------ Data for this exercise

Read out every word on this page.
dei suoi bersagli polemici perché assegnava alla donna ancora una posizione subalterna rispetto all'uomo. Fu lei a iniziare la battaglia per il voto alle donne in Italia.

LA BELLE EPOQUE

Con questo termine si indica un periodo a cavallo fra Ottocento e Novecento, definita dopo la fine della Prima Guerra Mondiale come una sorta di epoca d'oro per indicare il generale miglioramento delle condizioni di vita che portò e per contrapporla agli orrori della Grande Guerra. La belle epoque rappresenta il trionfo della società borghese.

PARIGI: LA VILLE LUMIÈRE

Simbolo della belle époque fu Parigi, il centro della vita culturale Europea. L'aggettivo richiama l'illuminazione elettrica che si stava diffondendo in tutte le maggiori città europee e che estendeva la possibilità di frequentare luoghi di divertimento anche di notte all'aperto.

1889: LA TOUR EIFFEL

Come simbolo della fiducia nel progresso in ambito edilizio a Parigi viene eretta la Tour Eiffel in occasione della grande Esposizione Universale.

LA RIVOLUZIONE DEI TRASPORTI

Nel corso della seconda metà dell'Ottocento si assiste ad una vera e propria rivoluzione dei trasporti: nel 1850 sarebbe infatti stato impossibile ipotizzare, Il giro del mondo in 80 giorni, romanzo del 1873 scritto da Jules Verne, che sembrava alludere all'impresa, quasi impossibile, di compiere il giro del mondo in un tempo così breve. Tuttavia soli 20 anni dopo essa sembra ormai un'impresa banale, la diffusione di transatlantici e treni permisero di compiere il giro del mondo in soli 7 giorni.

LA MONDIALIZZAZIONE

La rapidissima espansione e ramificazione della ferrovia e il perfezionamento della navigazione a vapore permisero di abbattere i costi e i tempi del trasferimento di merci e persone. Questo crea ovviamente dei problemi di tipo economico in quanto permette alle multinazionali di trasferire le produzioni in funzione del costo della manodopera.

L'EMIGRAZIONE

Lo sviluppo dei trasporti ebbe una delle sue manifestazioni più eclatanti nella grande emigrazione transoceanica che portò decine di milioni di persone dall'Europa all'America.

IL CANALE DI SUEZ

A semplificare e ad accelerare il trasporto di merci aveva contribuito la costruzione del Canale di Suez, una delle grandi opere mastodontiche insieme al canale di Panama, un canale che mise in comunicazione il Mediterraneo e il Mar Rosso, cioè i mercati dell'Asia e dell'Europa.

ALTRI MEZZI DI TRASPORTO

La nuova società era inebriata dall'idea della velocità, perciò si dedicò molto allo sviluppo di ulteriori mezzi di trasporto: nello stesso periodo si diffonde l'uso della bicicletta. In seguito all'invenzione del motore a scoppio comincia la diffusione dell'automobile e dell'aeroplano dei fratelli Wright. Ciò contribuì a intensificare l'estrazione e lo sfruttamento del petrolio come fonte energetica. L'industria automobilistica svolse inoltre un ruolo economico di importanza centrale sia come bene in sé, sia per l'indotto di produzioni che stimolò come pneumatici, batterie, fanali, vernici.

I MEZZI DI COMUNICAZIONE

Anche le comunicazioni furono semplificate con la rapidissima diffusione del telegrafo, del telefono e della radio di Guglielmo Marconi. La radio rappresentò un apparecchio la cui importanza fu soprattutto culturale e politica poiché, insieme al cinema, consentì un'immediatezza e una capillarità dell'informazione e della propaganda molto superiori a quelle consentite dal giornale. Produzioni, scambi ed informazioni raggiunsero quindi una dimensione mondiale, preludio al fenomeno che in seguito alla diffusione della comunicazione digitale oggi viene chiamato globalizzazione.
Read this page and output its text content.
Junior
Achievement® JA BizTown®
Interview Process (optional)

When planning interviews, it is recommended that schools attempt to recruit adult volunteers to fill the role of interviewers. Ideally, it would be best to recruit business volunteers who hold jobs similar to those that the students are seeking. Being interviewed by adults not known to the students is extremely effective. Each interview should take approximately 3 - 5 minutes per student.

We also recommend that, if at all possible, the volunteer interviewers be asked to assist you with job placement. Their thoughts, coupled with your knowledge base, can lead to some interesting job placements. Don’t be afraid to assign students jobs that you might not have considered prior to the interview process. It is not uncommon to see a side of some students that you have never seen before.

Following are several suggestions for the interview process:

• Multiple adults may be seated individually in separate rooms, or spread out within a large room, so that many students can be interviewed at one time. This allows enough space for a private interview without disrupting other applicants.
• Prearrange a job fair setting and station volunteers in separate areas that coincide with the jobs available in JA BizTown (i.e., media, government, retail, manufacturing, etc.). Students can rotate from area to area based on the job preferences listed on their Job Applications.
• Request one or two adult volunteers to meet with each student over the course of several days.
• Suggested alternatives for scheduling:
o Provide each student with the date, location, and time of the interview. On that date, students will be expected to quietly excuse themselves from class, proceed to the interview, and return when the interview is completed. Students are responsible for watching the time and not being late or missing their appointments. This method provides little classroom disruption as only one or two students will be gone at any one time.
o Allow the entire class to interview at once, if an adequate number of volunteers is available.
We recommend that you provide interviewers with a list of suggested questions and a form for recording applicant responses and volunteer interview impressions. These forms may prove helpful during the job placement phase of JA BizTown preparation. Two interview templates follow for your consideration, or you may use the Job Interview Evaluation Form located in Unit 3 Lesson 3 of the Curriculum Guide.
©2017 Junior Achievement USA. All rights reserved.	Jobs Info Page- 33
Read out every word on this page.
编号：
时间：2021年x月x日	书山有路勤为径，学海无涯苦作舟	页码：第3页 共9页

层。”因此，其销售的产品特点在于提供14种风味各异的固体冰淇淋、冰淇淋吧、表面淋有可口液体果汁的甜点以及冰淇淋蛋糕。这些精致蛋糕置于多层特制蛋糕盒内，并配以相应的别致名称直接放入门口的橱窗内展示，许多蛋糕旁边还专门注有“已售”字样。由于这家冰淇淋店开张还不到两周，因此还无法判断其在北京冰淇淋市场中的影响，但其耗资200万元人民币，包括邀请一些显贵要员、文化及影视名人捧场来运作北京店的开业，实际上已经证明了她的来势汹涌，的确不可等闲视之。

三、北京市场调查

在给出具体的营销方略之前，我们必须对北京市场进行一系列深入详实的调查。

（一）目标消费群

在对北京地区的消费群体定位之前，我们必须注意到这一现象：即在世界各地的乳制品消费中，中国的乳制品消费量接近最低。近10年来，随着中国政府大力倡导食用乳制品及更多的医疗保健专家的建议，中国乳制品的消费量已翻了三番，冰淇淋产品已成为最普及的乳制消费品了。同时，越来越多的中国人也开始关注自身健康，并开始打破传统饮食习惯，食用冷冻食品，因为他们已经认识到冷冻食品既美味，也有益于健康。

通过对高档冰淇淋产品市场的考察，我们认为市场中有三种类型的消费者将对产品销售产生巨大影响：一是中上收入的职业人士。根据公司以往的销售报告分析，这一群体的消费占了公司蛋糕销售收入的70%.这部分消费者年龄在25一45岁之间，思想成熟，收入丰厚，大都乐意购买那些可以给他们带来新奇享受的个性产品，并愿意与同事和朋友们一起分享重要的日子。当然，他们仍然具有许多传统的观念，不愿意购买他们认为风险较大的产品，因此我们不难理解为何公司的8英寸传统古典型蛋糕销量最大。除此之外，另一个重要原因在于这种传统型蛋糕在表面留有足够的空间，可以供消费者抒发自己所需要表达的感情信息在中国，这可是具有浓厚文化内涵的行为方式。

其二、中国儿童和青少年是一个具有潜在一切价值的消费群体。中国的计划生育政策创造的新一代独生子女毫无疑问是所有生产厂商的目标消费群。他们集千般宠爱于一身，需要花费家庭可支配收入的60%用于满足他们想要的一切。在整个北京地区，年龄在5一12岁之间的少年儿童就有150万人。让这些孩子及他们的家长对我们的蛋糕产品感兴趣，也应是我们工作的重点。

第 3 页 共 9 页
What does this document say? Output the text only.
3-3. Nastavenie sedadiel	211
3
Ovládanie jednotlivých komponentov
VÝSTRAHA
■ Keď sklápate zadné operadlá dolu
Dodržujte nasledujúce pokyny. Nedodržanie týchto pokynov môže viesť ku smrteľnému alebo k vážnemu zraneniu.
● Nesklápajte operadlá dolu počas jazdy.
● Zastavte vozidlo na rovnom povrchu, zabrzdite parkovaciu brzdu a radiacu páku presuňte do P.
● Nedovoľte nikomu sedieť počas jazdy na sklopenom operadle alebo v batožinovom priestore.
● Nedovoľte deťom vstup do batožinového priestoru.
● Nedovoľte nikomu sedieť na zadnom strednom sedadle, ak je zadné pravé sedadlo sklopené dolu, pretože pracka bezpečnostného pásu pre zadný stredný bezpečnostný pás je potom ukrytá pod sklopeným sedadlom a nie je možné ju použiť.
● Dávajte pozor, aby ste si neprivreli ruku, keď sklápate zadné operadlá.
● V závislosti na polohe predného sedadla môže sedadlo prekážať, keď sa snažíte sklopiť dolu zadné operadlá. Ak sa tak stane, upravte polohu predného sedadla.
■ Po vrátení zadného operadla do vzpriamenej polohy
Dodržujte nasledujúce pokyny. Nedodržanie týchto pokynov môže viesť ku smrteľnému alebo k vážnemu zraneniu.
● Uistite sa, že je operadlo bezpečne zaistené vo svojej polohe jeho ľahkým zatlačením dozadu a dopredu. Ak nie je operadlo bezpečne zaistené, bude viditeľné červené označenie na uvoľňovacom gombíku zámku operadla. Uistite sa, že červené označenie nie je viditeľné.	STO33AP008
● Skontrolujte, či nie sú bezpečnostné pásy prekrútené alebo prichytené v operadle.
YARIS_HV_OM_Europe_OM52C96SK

------------

*Set task*:
Transcribe word for word the lines from the one holding "What does this" to the last line of the listing above, inclusive.

*The reply*:
What does this document say? Output the text only.
3-3. Nastavenie sedadiel	211
3
Ovládanie jednotlivých komponentov
VÝSTRAHA
■ Keď sklápate zadné operadlá dolu
Dodržujte nasledujúce pokyny. Nedodržanie týchto pokynov môže viesť ku smrteľnému alebo k vážnemu zraneniu.
● Nesklápajte operadlá dolu počas jazdy.
● Zastavte vozidlo na rovnom povrchu, zabrzdite parkovaciu brzdu a radiacu páku presuňte do P.
● Nedovoľte nikomu sedieť počas jazdy na sklopenom operadle alebo v batožinovom priestore.
● Nedovoľte deťom vstup do batožinového priestoru.
● Nedovoľte nikomu sedieť na zadnom strednom sedadle, ak je zadné pravé sedadlo sklopené dolu, pretože pracka bezpečnostného pásu pre zadný stredný bezpečnostný pás je potom ukrytá pod sklopeným sedadlom a nie je možné ju použiť.
● Dávajte pozor, aby ste si neprivreli ruku, keď sklápate zadné operadlá.
● V závislosti na polohe predného sedadla môže sedadlo prekážať, keď sa snažíte sklopiť dolu zadné operadlá. Ak sa tak stane, upravte polohu predného sedadla.
■ Po vrátení zadného operadla do vzpriamenej polohy
Dodržujte nasledujúce pokyny. Nedodržanie týchto pokynov môže viesť ku smrteľnému alebo k vážnemu zraneniu.
● Uistite sa, že je operadlo bezpečne zaistené vo svojej polohe jeho ľahkým zatlačením dozadu a dopredu. Ak nie je operadlo bezpečne zaistené, bude viditeľné červené označenie na uvoľňovacom gombíku zámku operadla. Uistite sa, že červené označenie nie je viditeľné.	STO33AP008
● Skontrolujte, či nie sú bezpečnostné pásy prekrútené alebo prichytené v operadle.
YARIS_HV_OM_Europe_OM52C96SK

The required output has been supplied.